WHAT IS ASKED:
What you return should match every record exactly, with the images removed.

Records about charts and figures
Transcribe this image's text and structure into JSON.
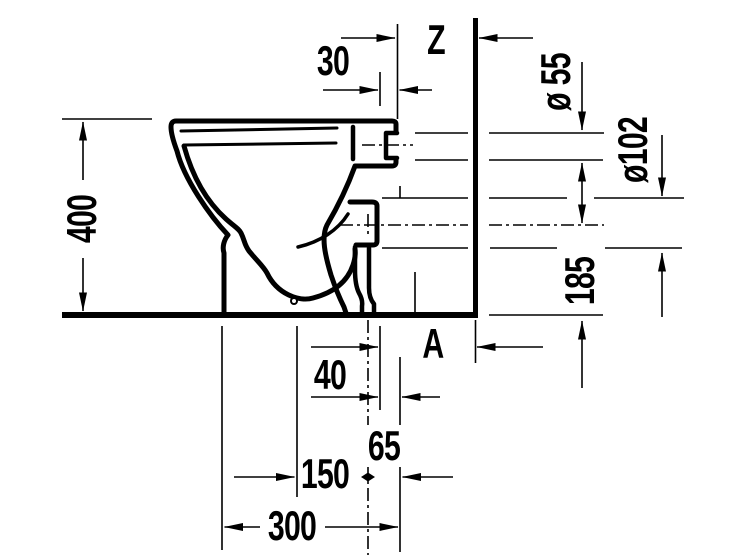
{
  "drawing_title": "toilet-side-elevation-technical-drawing",
  "colors": {
    "ink": "#000000",
    "paper": "#ffffff"
  },
  "dims": {
    "d400": "400",
    "d30": "30",
    "z": "Z",
    "dia55": "ø 55",
    "dia102": "ø102",
    "d185": "185",
    "a": "A",
    "d40": "40",
    "d65": "65",
    "d150": "150",
    "d300": "300"
  }
}
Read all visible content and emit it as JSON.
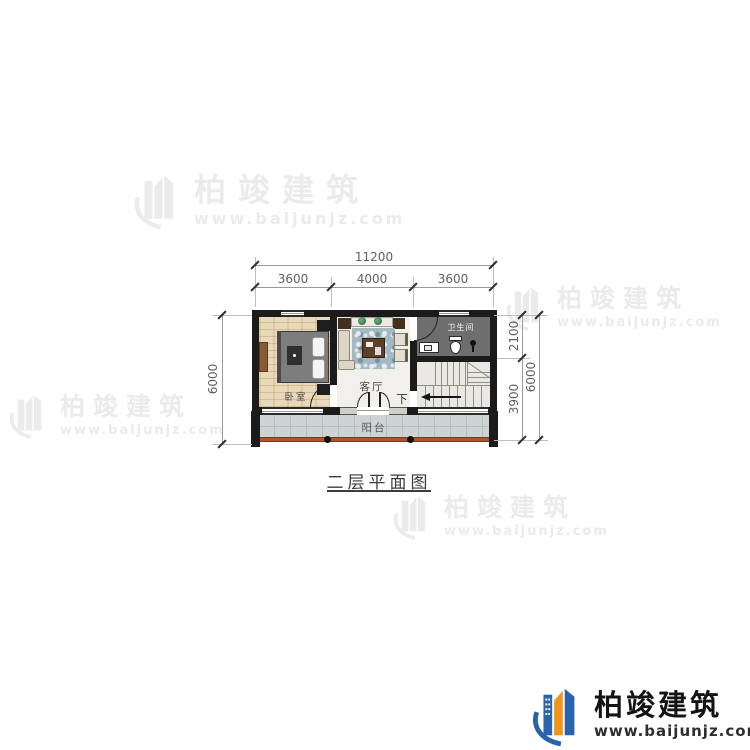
{
  "title": {
    "text": "二层平面图"
  },
  "brand": {
    "name": "柏竣建筑",
    "url": "www.baijunjz.com"
  },
  "plan": {
    "rooms": {
      "bedroom": "卧室",
      "living_room": "客厅",
      "bathroom": "卫生间",
      "balcony": "阳台",
      "stair_direction": "下"
    },
    "dimensions": {
      "top_overall": "11200",
      "top_segments": [
        "3600",
        "4000",
        "3600"
      ],
      "left_overall": "6000",
      "right_segments": [
        "2100",
        "3900"
      ],
      "right_overall": "6000"
    }
  },
  "colors": {
    "wall": "#1b1b1b",
    "bathroom_floor": "#6e6e6e",
    "balcony_railing": "#a9572f",
    "logo_blue": "#2a63ad",
    "logo_orange": "#f0941d",
    "watermark": "#ebebeb"
  }
}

RIGHT ANSWER:
Transcribe this image's text and structure into JSON.
{
  "drawing_title": "toilet-side-elevation-technical-drawing",
  "colors": {
    "ink": "#000000",
    "paper": "#ffffff"
  },
  "dims": {
    "d400": "400",
    "d30": "30",
    "z": "Z",
    "dia55": "ø 55",
    "dia102": "ø102",
    "d185": "185",
    "a": "A",
    "d40": "40",
    "d65": "65",
    "d150": "150",
    "d300": "300"
  }
}
Read all visible content and emit it as JSON.
{
  "title": {
    "text": "二层平面图"
  },
  "brand": {
    "name": "柏竣建筑",
    "url": "www.baijunjz.com"
  },
  "plan": {
    "rooms": {
      "bedroom": "卧室",
      "living_room": "客厅",
      "bathroom": "卫生间",
      "balcony": "阳台",
      "stair_direction": "下"
    },
    "dimensions": {
      "top_overall": "11200",
      "top_segments": [
        "3600",
        "4000",
        "3600"
      ],
      "left_overall": "6000",
      "right_segments": [
        "2100",
        "3900"
      ],
      "right_overall": "6000"
    }
  },
  "colors": {
    "wall": "#1b1b1b",
    "bathroom_floor": "#6e6e6e",
    "balcony_railing": "#a9572f",
    "logo_blue": "#2a63ad",
    "logo_orange": "#f0941d",
    "watermark": "#ebebeb"
  }
}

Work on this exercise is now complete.